### YOUR OBJECTIVE
Review the material line by line. Identify and copy every line that contains the string "매매계약을".

### DATA FOR THE TASK
----

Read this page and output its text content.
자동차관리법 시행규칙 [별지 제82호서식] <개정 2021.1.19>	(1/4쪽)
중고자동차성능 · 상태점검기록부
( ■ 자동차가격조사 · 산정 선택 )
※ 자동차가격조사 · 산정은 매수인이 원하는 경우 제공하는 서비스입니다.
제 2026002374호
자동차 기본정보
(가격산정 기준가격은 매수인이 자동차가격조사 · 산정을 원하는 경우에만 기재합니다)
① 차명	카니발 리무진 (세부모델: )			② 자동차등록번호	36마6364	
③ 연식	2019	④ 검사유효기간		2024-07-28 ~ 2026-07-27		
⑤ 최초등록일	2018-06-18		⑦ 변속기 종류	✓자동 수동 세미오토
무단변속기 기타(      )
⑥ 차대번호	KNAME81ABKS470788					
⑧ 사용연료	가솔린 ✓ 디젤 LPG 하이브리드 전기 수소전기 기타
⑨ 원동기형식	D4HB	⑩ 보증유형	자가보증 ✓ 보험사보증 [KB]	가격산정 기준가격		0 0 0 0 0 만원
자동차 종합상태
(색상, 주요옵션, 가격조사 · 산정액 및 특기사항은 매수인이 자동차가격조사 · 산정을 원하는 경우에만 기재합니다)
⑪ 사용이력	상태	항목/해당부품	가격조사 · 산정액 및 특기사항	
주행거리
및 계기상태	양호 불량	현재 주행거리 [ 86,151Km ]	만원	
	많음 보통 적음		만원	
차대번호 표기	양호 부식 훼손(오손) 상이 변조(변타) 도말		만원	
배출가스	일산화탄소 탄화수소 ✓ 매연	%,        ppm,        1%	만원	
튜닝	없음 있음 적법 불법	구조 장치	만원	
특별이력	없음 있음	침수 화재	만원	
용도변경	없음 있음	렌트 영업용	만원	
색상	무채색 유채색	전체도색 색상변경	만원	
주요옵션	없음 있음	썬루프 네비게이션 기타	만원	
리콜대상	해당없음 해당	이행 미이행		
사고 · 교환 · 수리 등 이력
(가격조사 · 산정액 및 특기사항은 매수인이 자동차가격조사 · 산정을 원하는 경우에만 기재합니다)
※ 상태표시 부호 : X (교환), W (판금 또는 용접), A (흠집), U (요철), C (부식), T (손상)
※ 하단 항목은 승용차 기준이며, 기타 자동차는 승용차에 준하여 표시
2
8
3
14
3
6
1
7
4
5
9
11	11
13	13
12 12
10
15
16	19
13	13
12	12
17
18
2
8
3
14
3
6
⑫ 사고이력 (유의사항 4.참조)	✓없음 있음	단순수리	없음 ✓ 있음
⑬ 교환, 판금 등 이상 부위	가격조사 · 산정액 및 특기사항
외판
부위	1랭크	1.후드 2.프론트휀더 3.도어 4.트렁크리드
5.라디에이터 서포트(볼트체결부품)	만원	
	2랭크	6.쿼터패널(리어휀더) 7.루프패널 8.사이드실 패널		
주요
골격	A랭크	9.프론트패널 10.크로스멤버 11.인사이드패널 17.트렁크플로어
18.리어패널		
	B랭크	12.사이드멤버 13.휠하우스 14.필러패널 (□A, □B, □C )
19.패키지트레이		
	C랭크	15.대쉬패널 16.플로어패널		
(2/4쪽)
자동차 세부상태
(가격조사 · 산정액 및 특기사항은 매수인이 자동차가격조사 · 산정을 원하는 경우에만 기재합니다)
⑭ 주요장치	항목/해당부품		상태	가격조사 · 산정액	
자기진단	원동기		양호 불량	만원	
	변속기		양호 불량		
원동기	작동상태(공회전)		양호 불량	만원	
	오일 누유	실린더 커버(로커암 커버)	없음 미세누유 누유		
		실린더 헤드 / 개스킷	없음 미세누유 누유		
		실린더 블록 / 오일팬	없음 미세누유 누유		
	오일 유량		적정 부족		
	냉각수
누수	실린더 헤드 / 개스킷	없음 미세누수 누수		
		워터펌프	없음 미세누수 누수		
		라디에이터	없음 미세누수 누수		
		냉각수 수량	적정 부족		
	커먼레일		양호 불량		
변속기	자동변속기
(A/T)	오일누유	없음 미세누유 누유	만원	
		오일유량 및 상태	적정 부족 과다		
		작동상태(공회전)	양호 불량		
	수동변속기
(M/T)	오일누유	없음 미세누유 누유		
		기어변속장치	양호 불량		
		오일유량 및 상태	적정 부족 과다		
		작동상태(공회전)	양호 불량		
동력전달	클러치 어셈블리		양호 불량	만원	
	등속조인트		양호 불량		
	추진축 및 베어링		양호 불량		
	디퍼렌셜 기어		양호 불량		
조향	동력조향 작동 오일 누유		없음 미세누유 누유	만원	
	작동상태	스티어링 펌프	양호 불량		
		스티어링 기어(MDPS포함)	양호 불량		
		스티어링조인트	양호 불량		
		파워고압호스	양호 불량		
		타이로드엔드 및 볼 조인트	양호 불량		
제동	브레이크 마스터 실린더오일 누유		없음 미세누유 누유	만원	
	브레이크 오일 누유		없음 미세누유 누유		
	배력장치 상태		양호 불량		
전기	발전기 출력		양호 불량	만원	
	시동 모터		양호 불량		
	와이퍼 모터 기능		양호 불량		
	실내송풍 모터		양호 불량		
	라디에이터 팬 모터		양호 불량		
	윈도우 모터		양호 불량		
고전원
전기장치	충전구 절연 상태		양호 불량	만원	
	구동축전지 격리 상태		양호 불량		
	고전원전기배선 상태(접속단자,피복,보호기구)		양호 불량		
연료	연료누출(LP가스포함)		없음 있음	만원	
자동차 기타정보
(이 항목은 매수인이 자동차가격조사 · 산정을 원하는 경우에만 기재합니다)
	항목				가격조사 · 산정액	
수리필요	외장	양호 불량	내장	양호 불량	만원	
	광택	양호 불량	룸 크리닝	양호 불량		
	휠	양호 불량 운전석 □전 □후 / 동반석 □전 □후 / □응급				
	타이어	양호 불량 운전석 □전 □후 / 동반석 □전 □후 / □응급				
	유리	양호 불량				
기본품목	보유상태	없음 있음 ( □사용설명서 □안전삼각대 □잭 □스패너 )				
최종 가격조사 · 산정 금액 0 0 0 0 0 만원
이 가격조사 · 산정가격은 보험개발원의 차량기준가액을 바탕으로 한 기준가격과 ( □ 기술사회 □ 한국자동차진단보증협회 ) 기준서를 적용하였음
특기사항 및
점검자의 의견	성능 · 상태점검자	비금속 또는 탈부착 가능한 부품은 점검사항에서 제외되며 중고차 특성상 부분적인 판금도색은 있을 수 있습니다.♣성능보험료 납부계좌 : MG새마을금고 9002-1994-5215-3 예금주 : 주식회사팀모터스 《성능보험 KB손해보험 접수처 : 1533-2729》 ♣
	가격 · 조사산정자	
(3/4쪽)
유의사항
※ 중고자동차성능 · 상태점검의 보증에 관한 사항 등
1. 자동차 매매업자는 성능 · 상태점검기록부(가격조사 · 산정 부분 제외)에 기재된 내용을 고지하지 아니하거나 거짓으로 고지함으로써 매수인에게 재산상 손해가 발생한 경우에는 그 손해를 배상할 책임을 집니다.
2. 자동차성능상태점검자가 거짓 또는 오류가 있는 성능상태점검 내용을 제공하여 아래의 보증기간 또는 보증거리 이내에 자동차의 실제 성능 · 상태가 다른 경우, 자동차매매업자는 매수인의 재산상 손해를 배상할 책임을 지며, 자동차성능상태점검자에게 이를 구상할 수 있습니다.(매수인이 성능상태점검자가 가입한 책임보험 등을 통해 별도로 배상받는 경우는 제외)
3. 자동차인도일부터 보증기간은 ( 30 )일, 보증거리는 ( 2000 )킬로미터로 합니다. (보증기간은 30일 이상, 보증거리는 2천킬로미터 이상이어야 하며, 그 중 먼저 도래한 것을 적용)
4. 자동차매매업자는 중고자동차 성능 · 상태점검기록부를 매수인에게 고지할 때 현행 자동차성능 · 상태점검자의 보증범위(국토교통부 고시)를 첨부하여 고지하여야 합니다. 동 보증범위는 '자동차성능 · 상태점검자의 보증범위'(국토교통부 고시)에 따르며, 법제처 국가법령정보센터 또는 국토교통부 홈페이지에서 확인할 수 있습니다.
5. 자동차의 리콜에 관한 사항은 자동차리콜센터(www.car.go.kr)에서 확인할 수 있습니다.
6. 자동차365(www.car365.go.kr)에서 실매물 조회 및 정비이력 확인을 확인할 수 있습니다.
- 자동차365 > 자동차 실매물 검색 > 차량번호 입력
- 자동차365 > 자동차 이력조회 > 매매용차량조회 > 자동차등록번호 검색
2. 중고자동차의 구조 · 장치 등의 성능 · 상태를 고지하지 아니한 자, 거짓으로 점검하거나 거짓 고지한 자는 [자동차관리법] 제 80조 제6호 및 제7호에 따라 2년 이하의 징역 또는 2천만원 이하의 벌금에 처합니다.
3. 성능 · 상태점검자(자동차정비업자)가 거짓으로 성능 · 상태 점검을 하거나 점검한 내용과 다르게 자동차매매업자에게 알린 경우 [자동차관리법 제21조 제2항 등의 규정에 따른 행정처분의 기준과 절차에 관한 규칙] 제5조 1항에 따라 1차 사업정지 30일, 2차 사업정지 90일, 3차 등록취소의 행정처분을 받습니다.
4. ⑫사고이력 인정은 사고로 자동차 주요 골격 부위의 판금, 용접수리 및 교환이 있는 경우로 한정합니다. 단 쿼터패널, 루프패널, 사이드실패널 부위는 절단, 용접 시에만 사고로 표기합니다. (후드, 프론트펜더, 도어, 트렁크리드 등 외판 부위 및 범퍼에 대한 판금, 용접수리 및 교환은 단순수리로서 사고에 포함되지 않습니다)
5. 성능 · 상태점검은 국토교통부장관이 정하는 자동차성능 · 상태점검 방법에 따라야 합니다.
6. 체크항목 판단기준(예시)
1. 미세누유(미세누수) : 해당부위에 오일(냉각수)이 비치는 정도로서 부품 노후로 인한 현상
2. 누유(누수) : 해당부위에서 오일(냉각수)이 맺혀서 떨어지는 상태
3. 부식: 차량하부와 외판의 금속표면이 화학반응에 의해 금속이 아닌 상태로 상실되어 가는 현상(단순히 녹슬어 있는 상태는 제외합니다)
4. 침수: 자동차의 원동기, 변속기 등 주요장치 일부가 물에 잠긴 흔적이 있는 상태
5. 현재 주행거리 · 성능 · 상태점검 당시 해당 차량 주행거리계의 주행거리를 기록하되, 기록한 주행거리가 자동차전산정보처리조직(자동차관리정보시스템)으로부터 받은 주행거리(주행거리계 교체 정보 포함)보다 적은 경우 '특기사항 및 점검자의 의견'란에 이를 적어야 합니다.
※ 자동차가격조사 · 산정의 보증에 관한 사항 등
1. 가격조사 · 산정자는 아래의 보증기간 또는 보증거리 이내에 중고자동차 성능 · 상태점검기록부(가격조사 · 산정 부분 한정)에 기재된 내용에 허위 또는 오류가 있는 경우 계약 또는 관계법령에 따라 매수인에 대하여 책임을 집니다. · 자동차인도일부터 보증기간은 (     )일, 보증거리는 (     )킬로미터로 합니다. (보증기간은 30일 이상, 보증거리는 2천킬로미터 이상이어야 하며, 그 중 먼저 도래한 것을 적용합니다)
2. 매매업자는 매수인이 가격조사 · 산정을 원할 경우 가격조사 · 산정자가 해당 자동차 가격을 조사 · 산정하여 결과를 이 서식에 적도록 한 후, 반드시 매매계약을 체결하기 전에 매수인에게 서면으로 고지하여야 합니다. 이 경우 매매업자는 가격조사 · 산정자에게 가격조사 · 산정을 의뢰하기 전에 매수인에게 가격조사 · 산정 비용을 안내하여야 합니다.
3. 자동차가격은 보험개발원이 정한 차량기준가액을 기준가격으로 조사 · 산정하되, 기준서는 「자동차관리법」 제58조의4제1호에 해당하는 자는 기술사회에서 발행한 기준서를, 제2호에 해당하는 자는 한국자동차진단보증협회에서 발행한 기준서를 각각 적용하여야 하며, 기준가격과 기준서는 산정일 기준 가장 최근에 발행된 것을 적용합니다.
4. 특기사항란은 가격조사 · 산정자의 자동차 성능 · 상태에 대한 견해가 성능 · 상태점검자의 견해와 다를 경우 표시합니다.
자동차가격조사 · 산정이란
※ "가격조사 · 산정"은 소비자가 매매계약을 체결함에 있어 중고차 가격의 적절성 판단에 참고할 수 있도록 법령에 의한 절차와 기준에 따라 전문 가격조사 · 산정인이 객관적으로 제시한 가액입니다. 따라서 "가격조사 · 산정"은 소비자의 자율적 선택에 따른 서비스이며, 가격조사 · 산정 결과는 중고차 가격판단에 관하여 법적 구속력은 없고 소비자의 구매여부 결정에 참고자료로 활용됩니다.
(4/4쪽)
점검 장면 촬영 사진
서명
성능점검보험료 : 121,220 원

----

### PROBLEM SOLUTION
2. 매매업자는 매수인이 가격조사 · 산정을 원할 경우 가격조사 · 산정자가 해당 자동차 가격을 조사 · 산정하여 결과를 이 서식에 적도록 한 후, 반드시 매매계약을 체결하기 전에 매수인에게 서면으로 고지하여야 합니다. 이 경우 매매업자는 가격조사 · 산정자에게 가격조사 · 산정을 의뢰하기 전에 매수인에게 가격조사 · 산정 비용을 안내하여야 합니다.
※ "가격조사 · 산정"은 소비자가 매매계약을 체결함에 있어 중고차 가격의 적절성 판단에 참고할 수 있도록 법령에 의한 절차와 기준에 따라 전문 가격조사 · 산정인이 객관적으로 제시한 가액입니다. 따라서 "가격조사 · 산정"은 소비자의 자율적 선택에 따른 서비스이며, 가격조사 · 산정 결과는 중고차 가격판단에 관하여 법적 구속력은 없고 소비자의 구매여부 결정에 참고자료로 활용됩니다.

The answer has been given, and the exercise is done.